Identify the lines that include the word "幸福快乐", then copy all of them.

> _Data for this exercise_:
----------------

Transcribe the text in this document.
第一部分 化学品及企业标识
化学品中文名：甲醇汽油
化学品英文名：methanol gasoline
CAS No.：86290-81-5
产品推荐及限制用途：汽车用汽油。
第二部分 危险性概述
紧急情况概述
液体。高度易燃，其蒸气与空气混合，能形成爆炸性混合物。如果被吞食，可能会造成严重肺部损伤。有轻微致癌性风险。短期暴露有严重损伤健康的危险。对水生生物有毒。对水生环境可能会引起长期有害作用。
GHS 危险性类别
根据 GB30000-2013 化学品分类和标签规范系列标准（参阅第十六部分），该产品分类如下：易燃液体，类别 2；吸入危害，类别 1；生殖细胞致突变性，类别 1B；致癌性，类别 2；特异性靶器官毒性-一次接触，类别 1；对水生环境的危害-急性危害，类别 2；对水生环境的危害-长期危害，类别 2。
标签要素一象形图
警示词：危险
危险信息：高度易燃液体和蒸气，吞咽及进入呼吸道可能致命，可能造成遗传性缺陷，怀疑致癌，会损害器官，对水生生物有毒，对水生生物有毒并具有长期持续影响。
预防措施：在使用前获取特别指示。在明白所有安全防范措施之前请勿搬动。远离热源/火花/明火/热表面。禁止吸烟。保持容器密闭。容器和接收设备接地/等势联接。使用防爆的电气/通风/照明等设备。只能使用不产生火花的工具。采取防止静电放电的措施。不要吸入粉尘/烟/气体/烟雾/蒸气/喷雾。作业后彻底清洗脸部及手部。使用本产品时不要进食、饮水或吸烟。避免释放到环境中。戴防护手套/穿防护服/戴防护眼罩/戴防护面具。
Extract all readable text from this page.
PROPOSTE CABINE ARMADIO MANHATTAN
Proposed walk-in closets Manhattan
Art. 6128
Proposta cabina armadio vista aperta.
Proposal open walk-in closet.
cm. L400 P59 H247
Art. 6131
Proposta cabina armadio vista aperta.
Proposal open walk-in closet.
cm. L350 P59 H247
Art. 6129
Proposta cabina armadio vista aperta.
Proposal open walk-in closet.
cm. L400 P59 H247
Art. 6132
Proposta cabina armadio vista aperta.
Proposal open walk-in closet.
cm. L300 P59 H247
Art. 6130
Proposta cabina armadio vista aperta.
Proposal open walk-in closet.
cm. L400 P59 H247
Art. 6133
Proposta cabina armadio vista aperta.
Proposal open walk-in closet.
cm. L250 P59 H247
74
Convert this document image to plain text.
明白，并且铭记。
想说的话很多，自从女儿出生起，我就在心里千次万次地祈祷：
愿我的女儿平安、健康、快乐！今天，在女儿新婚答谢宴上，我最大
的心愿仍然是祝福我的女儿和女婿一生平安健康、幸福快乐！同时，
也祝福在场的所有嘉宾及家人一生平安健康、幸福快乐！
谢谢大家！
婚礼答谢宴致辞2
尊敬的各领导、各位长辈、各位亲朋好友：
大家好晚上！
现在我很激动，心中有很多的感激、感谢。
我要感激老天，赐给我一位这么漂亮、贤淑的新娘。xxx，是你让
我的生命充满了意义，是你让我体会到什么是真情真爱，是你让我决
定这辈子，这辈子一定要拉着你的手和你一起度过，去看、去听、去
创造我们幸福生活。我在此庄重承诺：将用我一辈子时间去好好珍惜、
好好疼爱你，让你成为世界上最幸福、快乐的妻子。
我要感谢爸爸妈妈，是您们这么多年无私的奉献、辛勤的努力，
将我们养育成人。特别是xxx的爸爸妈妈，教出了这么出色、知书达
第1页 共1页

----------------

> _Response_:
的心愿仍然是祝福我的女儿和女婿一生平安健康、幸福快乐！同时，
也祝福在场的所有嘉宾及家人一生平安健康、幸福快乐！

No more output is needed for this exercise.